■ Short problem
Look through the records below, and copy out every line that holds the string "this".

■ Dataset entries
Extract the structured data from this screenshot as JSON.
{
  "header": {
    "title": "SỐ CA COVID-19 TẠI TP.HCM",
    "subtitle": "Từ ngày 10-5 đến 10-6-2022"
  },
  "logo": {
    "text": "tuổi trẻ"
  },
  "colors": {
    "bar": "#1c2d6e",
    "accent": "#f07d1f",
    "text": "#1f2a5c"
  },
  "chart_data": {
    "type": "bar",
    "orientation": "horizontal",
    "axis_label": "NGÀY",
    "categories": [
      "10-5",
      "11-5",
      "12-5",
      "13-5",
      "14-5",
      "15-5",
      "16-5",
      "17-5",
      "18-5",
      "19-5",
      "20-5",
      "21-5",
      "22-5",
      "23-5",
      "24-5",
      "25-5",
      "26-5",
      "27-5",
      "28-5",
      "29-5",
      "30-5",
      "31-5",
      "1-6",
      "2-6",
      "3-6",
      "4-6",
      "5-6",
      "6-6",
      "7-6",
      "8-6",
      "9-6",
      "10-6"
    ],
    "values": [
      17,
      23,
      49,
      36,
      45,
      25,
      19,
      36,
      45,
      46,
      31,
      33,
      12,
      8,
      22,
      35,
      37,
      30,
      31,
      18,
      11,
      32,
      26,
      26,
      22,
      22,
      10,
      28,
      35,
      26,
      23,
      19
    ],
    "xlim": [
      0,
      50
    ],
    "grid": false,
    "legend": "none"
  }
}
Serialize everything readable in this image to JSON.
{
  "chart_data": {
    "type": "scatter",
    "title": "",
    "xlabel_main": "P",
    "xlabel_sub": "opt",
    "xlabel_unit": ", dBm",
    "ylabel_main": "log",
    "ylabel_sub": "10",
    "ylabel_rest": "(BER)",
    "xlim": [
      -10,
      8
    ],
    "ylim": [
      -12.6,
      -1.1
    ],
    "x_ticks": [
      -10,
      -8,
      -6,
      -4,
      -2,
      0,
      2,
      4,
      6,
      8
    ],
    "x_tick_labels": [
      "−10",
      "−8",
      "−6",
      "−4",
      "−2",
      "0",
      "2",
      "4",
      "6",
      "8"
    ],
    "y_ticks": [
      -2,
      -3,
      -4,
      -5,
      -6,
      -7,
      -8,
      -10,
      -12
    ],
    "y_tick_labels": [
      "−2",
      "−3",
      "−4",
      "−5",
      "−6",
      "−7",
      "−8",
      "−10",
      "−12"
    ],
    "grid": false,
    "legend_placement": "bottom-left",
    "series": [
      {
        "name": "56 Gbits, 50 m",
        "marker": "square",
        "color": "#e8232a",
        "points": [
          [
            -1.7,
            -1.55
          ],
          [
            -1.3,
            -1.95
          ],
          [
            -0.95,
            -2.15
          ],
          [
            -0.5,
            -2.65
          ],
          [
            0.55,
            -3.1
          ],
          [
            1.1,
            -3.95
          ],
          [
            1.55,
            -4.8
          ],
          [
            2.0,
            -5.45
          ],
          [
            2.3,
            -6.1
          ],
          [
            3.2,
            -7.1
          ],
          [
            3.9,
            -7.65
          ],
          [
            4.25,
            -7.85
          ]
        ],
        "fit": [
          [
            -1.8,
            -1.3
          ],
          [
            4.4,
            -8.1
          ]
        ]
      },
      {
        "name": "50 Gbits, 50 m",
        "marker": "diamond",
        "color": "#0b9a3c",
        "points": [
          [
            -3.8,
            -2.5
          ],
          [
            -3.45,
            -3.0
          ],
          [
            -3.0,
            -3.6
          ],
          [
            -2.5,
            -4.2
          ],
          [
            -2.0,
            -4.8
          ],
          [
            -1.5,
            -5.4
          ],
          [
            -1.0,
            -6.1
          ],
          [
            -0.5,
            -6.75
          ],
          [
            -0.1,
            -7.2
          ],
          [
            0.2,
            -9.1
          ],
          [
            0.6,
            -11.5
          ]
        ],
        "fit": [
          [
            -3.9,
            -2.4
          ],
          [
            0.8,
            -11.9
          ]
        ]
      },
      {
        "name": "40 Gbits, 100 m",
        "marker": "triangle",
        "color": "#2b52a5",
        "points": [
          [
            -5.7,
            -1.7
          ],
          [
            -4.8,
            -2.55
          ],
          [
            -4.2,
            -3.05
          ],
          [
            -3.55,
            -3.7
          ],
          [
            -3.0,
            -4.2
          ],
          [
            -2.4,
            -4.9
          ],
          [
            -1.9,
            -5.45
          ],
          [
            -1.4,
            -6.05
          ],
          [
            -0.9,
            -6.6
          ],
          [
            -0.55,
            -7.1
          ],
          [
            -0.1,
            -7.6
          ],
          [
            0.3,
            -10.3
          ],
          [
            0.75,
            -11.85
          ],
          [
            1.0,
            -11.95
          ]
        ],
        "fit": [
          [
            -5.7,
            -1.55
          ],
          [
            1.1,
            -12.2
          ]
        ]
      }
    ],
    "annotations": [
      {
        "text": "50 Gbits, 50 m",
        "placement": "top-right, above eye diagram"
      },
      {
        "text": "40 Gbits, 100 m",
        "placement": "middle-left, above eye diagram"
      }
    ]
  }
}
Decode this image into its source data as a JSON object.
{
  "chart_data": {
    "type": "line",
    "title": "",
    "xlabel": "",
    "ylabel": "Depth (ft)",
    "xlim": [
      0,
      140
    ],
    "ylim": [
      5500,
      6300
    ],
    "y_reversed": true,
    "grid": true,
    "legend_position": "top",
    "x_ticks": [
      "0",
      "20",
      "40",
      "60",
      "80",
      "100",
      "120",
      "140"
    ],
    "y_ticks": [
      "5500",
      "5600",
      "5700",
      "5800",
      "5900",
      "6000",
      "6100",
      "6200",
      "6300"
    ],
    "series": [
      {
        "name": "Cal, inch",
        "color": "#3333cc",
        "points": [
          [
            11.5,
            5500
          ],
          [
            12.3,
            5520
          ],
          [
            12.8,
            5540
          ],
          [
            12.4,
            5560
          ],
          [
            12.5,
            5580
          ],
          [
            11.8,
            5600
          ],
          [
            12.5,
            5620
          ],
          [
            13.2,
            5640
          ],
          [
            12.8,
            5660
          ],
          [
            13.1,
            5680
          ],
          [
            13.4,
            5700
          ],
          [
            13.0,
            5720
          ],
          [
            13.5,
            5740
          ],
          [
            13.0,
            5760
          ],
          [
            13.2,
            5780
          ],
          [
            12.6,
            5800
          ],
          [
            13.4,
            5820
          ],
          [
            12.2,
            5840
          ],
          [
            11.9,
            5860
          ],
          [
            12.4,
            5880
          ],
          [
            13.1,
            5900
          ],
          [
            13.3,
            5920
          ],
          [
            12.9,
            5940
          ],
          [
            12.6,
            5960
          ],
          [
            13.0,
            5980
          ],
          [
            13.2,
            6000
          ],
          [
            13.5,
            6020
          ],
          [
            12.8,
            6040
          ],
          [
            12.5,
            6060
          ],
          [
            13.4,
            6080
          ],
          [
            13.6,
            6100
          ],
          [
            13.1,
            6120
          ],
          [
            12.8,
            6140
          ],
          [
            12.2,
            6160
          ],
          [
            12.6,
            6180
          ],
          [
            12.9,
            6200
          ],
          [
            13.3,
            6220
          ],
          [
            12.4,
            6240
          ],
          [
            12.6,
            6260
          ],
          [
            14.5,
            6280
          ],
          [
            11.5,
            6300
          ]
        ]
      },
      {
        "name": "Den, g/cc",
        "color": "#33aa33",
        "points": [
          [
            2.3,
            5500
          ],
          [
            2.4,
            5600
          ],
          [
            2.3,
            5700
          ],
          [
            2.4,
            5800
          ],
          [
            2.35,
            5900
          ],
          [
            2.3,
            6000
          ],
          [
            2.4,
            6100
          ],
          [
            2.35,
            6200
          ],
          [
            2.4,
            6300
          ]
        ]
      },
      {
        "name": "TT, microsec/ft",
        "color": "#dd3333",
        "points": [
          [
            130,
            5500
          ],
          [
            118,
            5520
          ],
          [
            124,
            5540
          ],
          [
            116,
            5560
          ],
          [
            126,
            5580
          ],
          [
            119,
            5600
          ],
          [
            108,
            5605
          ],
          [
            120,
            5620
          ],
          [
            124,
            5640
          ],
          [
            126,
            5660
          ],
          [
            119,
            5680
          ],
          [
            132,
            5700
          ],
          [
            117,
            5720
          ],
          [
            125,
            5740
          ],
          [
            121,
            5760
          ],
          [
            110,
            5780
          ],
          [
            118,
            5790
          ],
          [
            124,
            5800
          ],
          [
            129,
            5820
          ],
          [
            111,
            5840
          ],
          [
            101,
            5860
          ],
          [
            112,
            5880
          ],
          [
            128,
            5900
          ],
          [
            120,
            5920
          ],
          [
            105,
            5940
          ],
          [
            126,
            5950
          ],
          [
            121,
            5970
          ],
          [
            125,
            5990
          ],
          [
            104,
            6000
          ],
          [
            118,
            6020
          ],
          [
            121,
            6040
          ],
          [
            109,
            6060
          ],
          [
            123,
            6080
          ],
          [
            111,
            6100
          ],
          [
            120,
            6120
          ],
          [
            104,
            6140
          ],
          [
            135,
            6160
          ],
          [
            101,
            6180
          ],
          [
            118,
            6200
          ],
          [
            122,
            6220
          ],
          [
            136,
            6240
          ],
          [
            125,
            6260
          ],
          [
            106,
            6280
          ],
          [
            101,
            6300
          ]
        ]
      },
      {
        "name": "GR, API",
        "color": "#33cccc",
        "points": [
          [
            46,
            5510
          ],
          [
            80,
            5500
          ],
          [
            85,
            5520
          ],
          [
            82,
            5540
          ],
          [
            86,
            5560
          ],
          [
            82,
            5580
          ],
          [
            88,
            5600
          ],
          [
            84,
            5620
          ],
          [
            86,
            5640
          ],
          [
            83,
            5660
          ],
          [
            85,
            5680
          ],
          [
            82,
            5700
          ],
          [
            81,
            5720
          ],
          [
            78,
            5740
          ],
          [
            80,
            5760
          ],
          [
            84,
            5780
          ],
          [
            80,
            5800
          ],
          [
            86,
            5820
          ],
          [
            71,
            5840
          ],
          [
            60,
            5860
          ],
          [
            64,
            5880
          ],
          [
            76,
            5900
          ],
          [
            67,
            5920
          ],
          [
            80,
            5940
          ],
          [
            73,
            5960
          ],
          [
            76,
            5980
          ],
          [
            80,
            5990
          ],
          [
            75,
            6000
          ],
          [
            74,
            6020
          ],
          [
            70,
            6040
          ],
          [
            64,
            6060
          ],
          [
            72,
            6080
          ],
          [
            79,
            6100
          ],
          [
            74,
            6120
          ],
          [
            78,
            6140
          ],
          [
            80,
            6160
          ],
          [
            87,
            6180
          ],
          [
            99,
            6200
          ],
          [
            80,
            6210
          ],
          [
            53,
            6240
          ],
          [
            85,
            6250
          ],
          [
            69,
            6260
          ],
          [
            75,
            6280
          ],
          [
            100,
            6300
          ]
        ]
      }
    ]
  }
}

■ Exercise response
Extract the structured data from this screenshot as JSON.
Serialize everything readable in this image to JSON.
Decode this image into its source data as a JSON object.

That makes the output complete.